> [Material for this task]:
++++++++++

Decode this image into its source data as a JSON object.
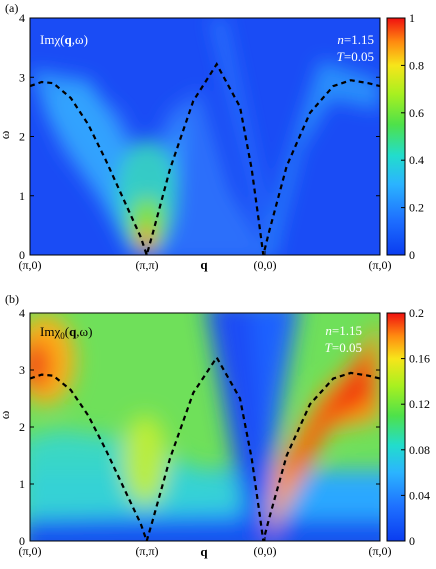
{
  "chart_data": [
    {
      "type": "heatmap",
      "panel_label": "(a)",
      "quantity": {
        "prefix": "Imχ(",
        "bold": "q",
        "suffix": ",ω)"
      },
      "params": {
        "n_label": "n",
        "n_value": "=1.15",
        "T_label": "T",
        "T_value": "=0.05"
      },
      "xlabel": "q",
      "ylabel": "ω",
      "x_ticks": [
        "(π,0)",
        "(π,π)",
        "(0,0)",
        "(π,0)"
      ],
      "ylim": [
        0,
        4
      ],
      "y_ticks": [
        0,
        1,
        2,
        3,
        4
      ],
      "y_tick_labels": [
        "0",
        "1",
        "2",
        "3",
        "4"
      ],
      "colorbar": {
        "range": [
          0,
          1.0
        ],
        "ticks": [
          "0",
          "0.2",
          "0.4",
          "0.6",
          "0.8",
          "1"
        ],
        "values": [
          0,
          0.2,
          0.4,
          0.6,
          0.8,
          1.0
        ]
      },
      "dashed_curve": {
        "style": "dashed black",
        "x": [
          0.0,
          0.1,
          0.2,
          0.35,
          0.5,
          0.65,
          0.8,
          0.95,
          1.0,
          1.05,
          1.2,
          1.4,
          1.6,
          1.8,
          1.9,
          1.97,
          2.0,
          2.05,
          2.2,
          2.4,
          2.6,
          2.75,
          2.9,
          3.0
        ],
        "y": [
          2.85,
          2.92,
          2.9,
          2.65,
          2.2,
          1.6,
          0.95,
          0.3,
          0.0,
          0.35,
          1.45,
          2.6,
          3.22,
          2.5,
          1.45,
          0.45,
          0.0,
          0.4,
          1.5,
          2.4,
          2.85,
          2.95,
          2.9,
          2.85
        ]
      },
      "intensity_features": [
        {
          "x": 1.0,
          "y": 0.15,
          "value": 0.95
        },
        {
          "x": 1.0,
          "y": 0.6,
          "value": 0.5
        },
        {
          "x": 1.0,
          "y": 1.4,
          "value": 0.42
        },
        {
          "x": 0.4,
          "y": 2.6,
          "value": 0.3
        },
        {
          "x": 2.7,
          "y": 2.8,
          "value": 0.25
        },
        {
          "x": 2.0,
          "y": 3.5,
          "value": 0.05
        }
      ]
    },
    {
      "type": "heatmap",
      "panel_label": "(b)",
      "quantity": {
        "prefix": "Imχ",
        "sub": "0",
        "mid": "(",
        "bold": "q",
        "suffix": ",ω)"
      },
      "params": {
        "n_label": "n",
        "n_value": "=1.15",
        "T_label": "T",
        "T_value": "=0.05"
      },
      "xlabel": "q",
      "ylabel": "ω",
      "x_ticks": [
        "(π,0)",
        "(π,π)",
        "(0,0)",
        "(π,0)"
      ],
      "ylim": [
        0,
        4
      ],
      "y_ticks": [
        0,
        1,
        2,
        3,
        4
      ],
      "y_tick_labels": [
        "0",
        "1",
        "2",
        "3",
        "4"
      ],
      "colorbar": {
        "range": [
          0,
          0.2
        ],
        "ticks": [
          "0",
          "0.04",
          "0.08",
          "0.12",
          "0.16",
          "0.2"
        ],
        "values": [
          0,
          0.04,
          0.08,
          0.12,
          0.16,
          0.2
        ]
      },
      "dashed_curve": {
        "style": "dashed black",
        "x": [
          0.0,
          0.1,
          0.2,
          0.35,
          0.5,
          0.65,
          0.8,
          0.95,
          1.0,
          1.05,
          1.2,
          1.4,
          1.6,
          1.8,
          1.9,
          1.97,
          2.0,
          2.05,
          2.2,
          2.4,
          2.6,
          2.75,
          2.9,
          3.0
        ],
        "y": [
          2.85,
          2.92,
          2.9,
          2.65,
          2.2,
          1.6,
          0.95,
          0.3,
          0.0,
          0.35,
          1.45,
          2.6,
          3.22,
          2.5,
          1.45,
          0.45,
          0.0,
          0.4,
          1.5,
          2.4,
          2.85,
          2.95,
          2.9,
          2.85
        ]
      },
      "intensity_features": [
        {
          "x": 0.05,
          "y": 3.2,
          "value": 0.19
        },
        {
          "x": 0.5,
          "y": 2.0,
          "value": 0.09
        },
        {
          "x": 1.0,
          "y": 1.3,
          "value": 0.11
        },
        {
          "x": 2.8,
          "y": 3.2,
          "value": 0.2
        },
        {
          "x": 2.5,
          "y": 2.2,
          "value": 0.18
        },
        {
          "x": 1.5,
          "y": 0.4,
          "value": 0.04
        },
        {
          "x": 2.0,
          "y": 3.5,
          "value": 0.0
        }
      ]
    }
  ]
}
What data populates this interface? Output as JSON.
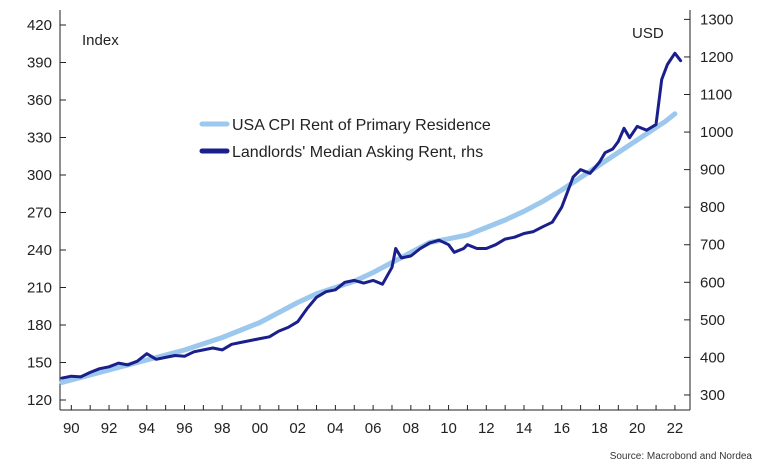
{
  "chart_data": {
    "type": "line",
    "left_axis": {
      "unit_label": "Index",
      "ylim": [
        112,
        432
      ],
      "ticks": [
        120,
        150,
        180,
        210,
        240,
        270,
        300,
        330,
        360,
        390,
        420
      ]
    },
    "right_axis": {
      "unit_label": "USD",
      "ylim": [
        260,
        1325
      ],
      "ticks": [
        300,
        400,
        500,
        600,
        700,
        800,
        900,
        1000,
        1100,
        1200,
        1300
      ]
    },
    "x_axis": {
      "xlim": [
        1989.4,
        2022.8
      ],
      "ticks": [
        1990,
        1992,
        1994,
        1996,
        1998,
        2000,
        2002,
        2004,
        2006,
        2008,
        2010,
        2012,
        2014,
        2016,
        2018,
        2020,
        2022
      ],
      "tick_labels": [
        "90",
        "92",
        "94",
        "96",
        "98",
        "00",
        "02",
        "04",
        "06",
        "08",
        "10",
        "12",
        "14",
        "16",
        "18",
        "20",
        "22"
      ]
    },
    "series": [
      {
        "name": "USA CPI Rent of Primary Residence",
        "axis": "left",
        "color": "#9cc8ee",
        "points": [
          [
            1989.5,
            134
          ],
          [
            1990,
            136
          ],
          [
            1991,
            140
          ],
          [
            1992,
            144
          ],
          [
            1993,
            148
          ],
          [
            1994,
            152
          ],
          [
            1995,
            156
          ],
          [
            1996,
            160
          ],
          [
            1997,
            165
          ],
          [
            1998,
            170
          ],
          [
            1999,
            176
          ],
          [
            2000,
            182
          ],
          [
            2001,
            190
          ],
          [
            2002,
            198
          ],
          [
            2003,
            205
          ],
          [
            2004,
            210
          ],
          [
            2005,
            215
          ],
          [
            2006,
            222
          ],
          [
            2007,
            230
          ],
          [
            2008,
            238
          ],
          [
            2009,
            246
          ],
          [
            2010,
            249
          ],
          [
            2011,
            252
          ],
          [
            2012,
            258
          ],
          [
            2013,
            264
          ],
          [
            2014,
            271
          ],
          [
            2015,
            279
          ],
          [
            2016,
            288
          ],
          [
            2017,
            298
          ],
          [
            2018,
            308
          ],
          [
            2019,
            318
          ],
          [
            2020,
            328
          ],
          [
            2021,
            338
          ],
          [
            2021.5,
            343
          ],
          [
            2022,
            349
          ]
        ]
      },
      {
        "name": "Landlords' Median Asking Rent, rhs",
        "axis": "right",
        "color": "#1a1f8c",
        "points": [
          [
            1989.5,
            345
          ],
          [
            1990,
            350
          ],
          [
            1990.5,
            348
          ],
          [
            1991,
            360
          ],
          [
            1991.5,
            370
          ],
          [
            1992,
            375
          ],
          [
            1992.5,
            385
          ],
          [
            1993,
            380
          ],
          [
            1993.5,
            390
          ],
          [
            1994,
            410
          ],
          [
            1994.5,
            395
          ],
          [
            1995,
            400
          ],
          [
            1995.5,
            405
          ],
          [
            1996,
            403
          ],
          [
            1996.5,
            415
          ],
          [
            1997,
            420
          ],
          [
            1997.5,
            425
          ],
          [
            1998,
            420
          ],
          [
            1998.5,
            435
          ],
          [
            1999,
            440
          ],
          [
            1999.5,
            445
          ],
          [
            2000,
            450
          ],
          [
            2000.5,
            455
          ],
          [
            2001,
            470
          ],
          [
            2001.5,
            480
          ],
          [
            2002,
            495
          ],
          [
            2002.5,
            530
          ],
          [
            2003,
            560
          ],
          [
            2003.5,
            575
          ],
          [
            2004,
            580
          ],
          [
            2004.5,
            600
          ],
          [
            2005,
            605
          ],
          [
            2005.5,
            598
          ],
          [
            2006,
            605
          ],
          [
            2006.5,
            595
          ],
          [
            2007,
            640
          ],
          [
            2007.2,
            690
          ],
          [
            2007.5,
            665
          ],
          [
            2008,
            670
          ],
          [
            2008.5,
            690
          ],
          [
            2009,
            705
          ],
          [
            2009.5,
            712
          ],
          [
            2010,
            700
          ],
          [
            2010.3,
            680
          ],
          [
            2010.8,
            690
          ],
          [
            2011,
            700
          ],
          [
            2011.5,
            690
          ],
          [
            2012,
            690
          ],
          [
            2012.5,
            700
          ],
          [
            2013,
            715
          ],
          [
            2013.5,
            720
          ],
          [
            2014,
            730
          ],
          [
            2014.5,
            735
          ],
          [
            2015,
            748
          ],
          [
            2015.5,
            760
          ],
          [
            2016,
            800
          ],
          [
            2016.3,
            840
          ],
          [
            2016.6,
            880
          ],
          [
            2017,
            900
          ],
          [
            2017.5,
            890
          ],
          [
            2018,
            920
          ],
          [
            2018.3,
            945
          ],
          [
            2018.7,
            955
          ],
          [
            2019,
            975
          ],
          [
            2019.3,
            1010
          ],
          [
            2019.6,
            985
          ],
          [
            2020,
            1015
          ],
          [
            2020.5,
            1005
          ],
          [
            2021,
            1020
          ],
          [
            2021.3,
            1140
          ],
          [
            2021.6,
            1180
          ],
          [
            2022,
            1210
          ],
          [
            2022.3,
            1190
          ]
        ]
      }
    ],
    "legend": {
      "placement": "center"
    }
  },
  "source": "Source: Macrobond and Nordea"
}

++++++++++

> [Short task]:
Read through the lines above and collect those that contain the string "Rent".

> [Task response]:
        "name": "USA CPI Rent of Primary Residence",
        "name": "Landlords' Median Asking Rent, rhs",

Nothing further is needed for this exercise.